> **Do this**
In the entries from the line that has "List every element" through the line that has "comparison-infographic: Ngumoha vs", replace "Hattricks" with "Hat-tricks" and write those lines out again with nothing else changed. Leave the picture out of your answer.

> **Data supplied**
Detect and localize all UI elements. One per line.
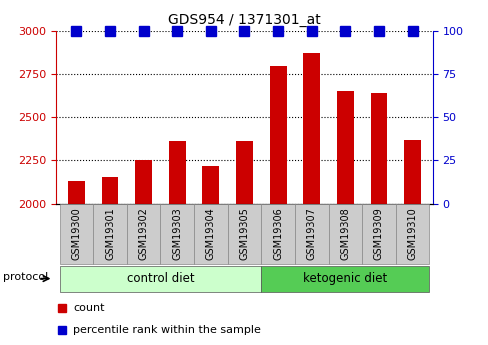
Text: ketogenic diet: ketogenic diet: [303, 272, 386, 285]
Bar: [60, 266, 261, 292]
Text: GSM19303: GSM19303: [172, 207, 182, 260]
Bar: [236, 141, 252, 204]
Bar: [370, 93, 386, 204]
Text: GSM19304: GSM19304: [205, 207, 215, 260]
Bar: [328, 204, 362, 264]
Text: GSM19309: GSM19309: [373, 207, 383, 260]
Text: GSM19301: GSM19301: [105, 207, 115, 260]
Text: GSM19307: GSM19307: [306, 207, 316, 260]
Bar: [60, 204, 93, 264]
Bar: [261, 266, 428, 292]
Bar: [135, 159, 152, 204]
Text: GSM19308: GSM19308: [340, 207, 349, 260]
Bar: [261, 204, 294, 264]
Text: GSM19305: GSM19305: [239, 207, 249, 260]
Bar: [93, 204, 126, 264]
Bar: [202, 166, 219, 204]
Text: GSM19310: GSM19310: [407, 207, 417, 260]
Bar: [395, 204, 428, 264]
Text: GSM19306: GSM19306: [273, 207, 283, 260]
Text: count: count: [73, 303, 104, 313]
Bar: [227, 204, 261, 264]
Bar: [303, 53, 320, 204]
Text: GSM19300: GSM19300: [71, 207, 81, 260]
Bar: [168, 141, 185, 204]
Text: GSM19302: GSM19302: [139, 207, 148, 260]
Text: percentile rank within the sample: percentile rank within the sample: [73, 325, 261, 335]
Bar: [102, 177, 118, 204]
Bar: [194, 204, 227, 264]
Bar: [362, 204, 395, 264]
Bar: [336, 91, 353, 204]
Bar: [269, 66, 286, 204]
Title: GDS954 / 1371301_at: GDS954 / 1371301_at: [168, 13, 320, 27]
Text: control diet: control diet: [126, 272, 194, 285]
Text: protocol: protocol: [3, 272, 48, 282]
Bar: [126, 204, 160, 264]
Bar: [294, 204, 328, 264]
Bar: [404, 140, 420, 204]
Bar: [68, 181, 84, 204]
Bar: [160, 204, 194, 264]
--
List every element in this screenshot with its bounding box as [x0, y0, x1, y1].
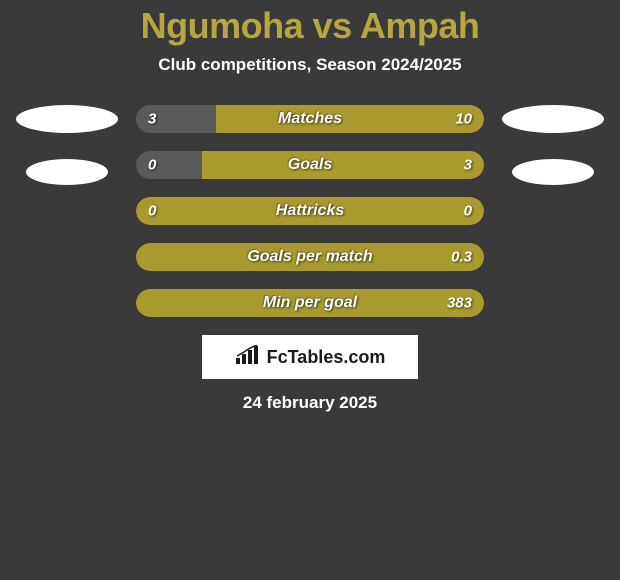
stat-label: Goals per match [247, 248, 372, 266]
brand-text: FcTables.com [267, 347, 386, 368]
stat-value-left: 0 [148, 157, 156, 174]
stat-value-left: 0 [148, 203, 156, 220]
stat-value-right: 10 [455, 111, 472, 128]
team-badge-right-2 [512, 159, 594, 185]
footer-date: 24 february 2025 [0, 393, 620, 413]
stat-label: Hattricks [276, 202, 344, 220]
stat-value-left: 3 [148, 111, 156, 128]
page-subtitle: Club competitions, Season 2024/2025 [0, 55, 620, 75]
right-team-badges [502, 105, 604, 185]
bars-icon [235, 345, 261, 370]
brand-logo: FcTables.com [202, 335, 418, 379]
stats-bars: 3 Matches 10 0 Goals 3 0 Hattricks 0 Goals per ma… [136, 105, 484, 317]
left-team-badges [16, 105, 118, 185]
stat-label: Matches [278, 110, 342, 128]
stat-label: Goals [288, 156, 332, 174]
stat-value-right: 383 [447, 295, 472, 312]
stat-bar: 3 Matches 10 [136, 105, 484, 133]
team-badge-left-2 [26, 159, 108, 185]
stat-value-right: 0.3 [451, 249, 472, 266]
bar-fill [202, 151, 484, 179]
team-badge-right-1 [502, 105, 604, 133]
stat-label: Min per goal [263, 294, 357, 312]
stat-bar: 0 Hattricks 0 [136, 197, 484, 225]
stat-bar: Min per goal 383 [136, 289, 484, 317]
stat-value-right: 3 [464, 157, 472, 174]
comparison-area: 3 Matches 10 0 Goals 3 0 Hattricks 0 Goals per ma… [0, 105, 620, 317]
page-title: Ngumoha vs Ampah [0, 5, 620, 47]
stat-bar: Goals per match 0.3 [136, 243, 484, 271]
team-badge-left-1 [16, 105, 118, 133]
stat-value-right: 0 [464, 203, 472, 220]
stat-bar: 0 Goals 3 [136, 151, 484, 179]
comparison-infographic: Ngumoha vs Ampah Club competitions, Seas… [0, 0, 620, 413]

> **Correct answer**
List every element in this screenshot with its bounding box as [x0, y0, x1, y1].
stat-label: Goals per match [247, 248, 372, 266]
brand-text: FcTables.com [267, 347, 386, 368]
stat-value-left: 0 [148, 157, 156, 174]
stat-value-left: 0 [148, 203, 156, 220]
stat-value-right: 10 [455, 111, 472, 128]
team-badge-right-2 [512, 159, 594, 185]
footer-date: 24 february 2025 [0, 393, 620, 413]
stat-label: Hat-tricks [276, 202, 344, 220]
stat-value-left: 3 [148, 111, 156, 128]
page-subtitle: Club competitions, Season 2024/2025 [0, 55, 620, 75]
right-team-badges [502, 105, 604, 185]
bars-icon [235, 345, 261, 370]
brand-logo: FcTables.com [202, 335, 418, 379]
stats-bars: 3 Matches 10 0 Goals 3 0 Hat-tricks 0 Goals per ma… [136, 105, 484, 317]
left-team-badges [16, 105, 118, 185]
stat-label: Matches [278, 110, 342, 128]
stat-label: Goals [288, 156, 332, 174]
stat-value-right: 383 [447, 295, 472, 312]
stat-bar: 3 Matches 10 [136, 105, 484, 133]
team-badge-left-2 [26, 159, 108, 185]
stat-value-right: 0.3 [451, 249, 472, 266]
bar-fill [202, 151, 484, 179]
team-badge-right-1 [502, 105, 604, 133]
stat-label: Min per goal [263, 294, 357, 312]
stat-bar: 0 Hat-tricks 0 [136, 197, 484, 225]
stat-bar: Min per goal 383 [136, 289, 484, 317]
stat-value-right: 3 [464, 157, 472, 174]
comparison-area: 3 Matches 10 0 Goals 3 0 Hat-tricks 0 Goals per ma… [0, 105, 620, 317]
page-title: Ngumoha vs Ampah [0, 5, 620, 47]
stat-bar: Goals per match 0.3 [136, 243, 484, 271]
team-badge-left-1 [16, 105, 118, 133]
stat-value-right: 0 [464, 203, 472, 220]
stat-bar: 0 Goals 3 [136, 151, 484, 179]
comparison-infographic: Ngumoha vs Ampah Club competitions, Seas… [0, 0, 620, 413]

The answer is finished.